◆ **What the task requires**: Below are records to transcribe exactly, without their pictures.

Stored items from a collection:
----------
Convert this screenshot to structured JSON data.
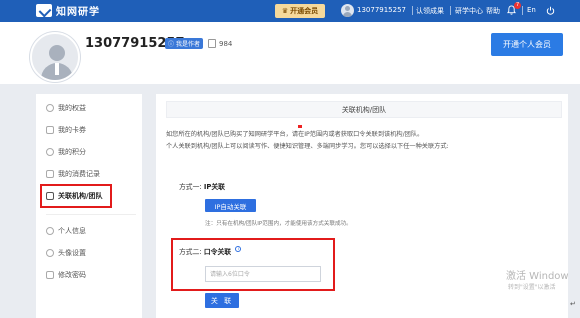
{
  "topbar": {
    "brand": "知网研学",
    "vip_label": "开通会员",
    "phone": "13077915257",
    "links": [
      "认领成果",
      "研学中心",
      "帮助"
    ],
    "notification_count": "7",
    "language": "En"
  },
  "profile": {
    "name": "13077915257",
    "author_tag": "我是作者",
    "count": "984",
    "open_button": "开通个人会员"
  },
  "sidebar": {
    "items": [
      {
        "label": "我的权益",
        "icon": "shield-icon"
      },
      {
        "label": "我的卡券",
        "icon": "card-icon"
      },
      {
        "label": "我的积分",
        "icon": "points-icon"
      },
      {
        "label": "我的消费记录",
        "icon": "record-icon"
      },
      {
        "label": "关联机构/团队",
        "icon": "link-icon"
      },
      {
        "label": "个人信息",
        "icon": "user-icon"
      },
      {
        "label": "头像设置",
        "icon": "avatar-icon"
      },
      {
        "label": "修改密码",
        "icon": "lock-icon"
      }
    ]
  },
  "main": {
    "title": "关联机构/团队",
    "desc_line1": "如您所在的机构/团队已购买了知网研学平台，请在IP范围内或者获取口令关联到该机构/团队。",
    "desc_line2": "个人关联到机构/团队上可以阅读写作、便捷知识管理、多端同步学习。您可以选择以下任一种关联方式:",
    "method1_prefix": "方式一:",
    "method1_name": "IP关联",
    "ip_button": "IP自动关联",
    "note": "注：只有在机构/团队IP范围内，才能使用该方式关联成功。",
    "method2_prefix": "方式二:",
    "method2_name": "口令关联",
    "code_placeholder": "请输入6位口令",
    "link_button": "关 联"
  },
  "watermark": {
    "line1": "激活 Window",
    "line2": "转到\"设置\"以激活"
  },
  "colors": {
    "primary": "#2e6fe0",
    "topbar": "#1f5fb8",
    "highlight": "#e21b1b",
    "vip": "#f6d99b"
  }
}
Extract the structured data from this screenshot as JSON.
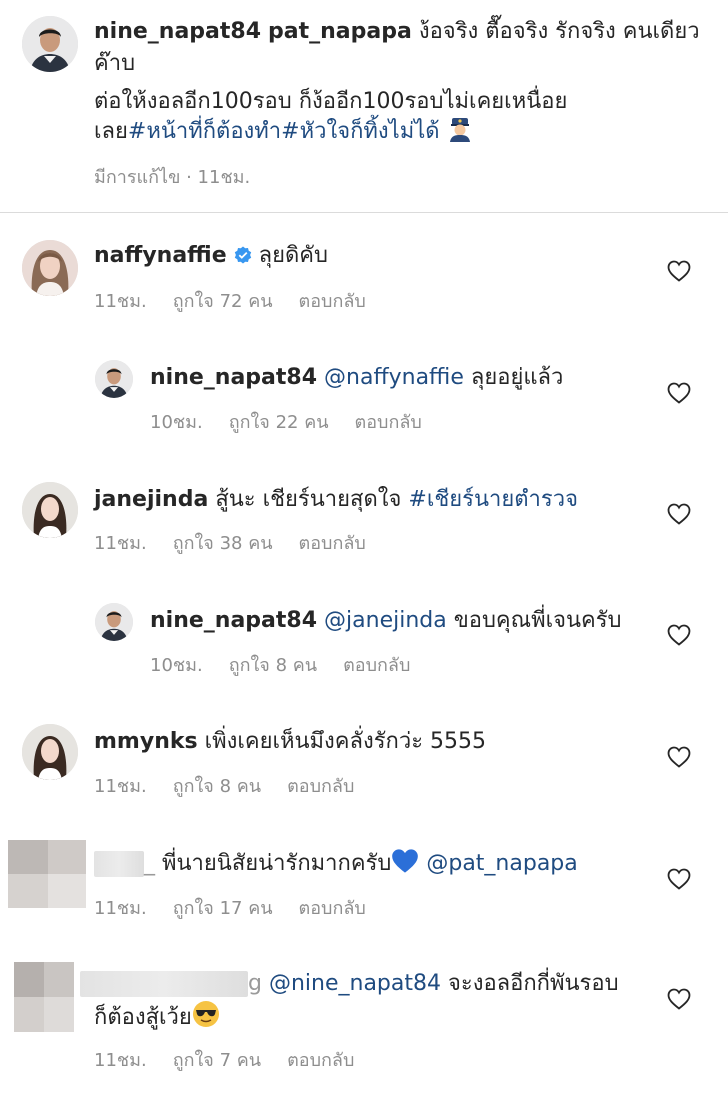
{
  "caption": {
    "username": "nine_napat84",
    "mention": "pat_napapa",
    "line1_text": "ง้อจริง ตื๊อจริง รักจริง คนเดียว",
    "line2_text": "ค๊าบ",
    "line3_text": "ต่อให้งอลอีก100รอบ ก็ง้ออีก100รอบไม่เคยเหนื่อย",
    "line4_text": "เลย",
    "hashtag1": "#หน้าที่ก็ต้องทำ",
    "hashtag2": "#หัวใจก็ทิ้งไม่ได้",
    "emoji": "police-officer-emoji",
    "meta": "มีการแก้ไข · 11ชม."
  },
  "comments": [
    {
      "username": "naffynaffie",
      "verified": true,
      "text": "ลุยดิคับ",
      "time": "11ชม.",
      "likes": "ถูกใจ 72 คน",
      "reply": "ตอบกลับ"
    },
    {
      "username": "nine_napat84",
      "mention": "@naffynaffie",
      "text": "ลุยอยู่แล้ว",
      "time": "10ชม.",
      "likes": "ถูกใจ 22 คน",
      "reply": "ตอบกลับ"
    },
    {
      "username": "janejinda",
      "text": "สู้นะ เชียร์นายสุดใจ",
      "hashtag": "#เชียร์นายตำรวจ",
      "time": "11ชม.",
      "likes": "ถูกใจ 38 คน",
      "reply": "ตอบกลับ"
    },
    {
      "username": "nine_napat84",
      "mention": "@janejinda",
      "text": "ขอบคุณพี่เจนครับ",
      "time": "10ชม.",
      "likes": "ถูกใจ 8 คน",
      "reply": "ตอบกลับ"
    },
    {
      "username": "mmynks",
      "text": "เพิ่งเคยเห็นมึงคลั่งรักว่ะ 5555",
      "time": "11ชม.",
      "likes": "ถูกใจ 8 คน",
      "reply": "ตอบกลับ"
    },
    {
      "username_hidden": "_",
      "text": "พี่นายนิสัยน่ารักมากครับ",
      "emoji": "blue-heart-emoji",
      "mention": "@pat_napapa",
      "time": "11ชม.",
      "likes": "ถูกใจ 17 คน",
      "reply": "ตอบกลับ"
    },
    {
      "username_hidden": "g",
      "mention": "@nine_napat84",
      "text": "จะงอลอีกกี่พันรอบ",
      "text2": "ก็ต้องสู้เว้ย",
      "emoji": "sunglasses-emoji",
      "time": "11ชม.",
      "likes": "ถูกใจ 7 คน",
      "reply": "ตอบกลับ"
    }
  ],
  "colors": {
    "link": "#1f4b80",
    "meta": "#8e8e8e",
    "verified": "#3897f0",
    "divider": "#dbdbdb"
  }
}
----------
◆ **Task output**:
Convert this screenshot to structured JSON data.
{
  "topbar": {
    "brand": "知网研学",
    "vip_label": "开通会员",
    "phone": "13077915257",
    "links": [
      "认领成果",
      "研学中心",
      "帮助"
    ],
    "notification_count": "7",
    "language": "En"
  },
  "profile": {
    "name": "13077915257",
    "author_tag": "我是作者",
    "count": "984",
    "open_button": "开通个人会员"
  },
  "sidebar": {
    "items": [
      {
        "label": "我的权益",
        "icon": "shield-icon"
      },
      {
        "label": "我的卡券",
        "icon": "card-icon"
      },
      {
        "label": "我的积分",
        "icon": "points-icon"
      },
      {
        "label": "我的消费记录",
        "icon": "record-icon"
      },
      {
        "label": "关联机构/团队",
        "icon": "link-icon"
      },
      {
        "label": "个人信息",
        "icon": "user-icon"
      },
      {
        "label": "头像设置",
        "icon": "avatar-icon"
      },
      {
        "label": "修改密码",
        "icon": "lock-icon"
      }
    ]
  },
  "main": {
    "title": "关联机构/团队",
    "desc_line1": "如您所在的机构/团队已购买了知网研学平台，请在IP范围内或者获取口令关联到该机构/团队。",
    "desc_line2": "个人关联到机构/团队上可以阅读写作、便捷知识管理、多端同步学习。您可以选择以下任一种关联方式:",
    "method1_prefix": "方式一:",
    "method1_name": "IP关联",
    "ip_button": "IP自动关联",
    "note": "注：只有在机构/团队IP范围内，才能使用该方式关联成功。",
    "method2_prefix": "方式二:",
    "method2_name": "口令关联",
    "code_placeholder": "请输入6位口令",
    "link_button": "关 联"
  },
  "watermark": {
    "line1": "激活 Window",
    "line2": "转到\"设置\"以激活"
  },
  "colors": {
    "primary": "#2e6fe0",
    "topbar": "#1f5fb8",
    "highlight": "#e21b1b",
    "vip": "#f6d99b"
  }
}
Extract the structured data from this screenshot as JSON.
{
  "caption": {
    "username": "nine_napat84",
    "mention": "pat_napapa",
    "line1_text": "ง้อจริง ตื๊อจริง รักจริง คนเดียว",
    "line2_text": "ค๊าบ",
    "line3_text": "ต่อให้งอลอีก100รอบ ก็ง้ออีก100รอบไม่เคยเหนื่อย",
    "line4_text": "เลย",
    "hashtag1": "#หน้าที่ก็ต้องทำ",
    "hashtag2": "#หัวใจก็ทิ้งไม่ได้",
    "emoji": "police-officer-emoji",
    "meta": "มีการแก้ไข · 11ชม."
  },
  "comments": [
    {
      "username": "naffynaffie",
      "verified": true,
      "text": "ลุยดิคับ",
      "time": "11ชม.",
      "likes": "ถูกใจ 72 คน",
      "reply": "ตอบกลับ"
    },
    {
      "username": "nine_napat84",
      "mention": "@naffynaffie",
      "text": "ลุยอยู่แล้ว",
      "time": "10ชม.",
      "likes": "ถูกใจ 22 คน",
      "reply": "ตอบกลับ"
    },
    {
      "username": "janejinda",
      "text": "สู้นะ เชียร์นายสุดใจ",
      "hashtag": "#เชียร์นายตำรวจ",
      "time": "11ชม.",
      "likes": "ถูกใจ 38 คน",
      "reply": "ตอบกลับ"
    },
    {
      "username": "nine_napat84",
      "mention": "@janejinda",
      "text": "ขอบคุณพี่เจนครับ",
      "time": "10ชม.",
      "likes": "ถูกใจ 8 คน",
      "reply": "ตอบกลับ"
    },
    {
      "username": "mmynks",
      "text": "เพิ่งเคยเห็นมึงคลั่งรักว่ะ 5555",
      "time": "11ชม.",
      "likes": "ถูกใจ 8 คน",
      "reply": "ตอบกลับ"
    },
    {
      "username_hidden": "_",
      "text": "พี่นายนิสัยน่ารักมากครับ",
      "emoji": "blue-heart-emoji",
      "mention": "@pat_napapa",
      "time": "11ชม.",
      "likes": "ถูกใจ 17 คน",
      "reply": "ตอบกลับ"
    },
    {
      "username_hidden": "g",
      "mention": "@nine_napat84",
      "text": "จะงอลอีกกี่พันรอบ",
      "text2": "ก็ต้องสู้เว้ย",
      "emoji": "sunglasses-emoji",
      "time": "11ชม.",
      "likes": "ถูกใจ 7 คน",
      "reply": "ตอบกลับ"
    }
  ],
  "colors": {
    "link": "#1f4b80",
    "meta": "#8e8e8e",
    "verified": "#3897f0",
    "divider": "#dbdbdb"
  }
}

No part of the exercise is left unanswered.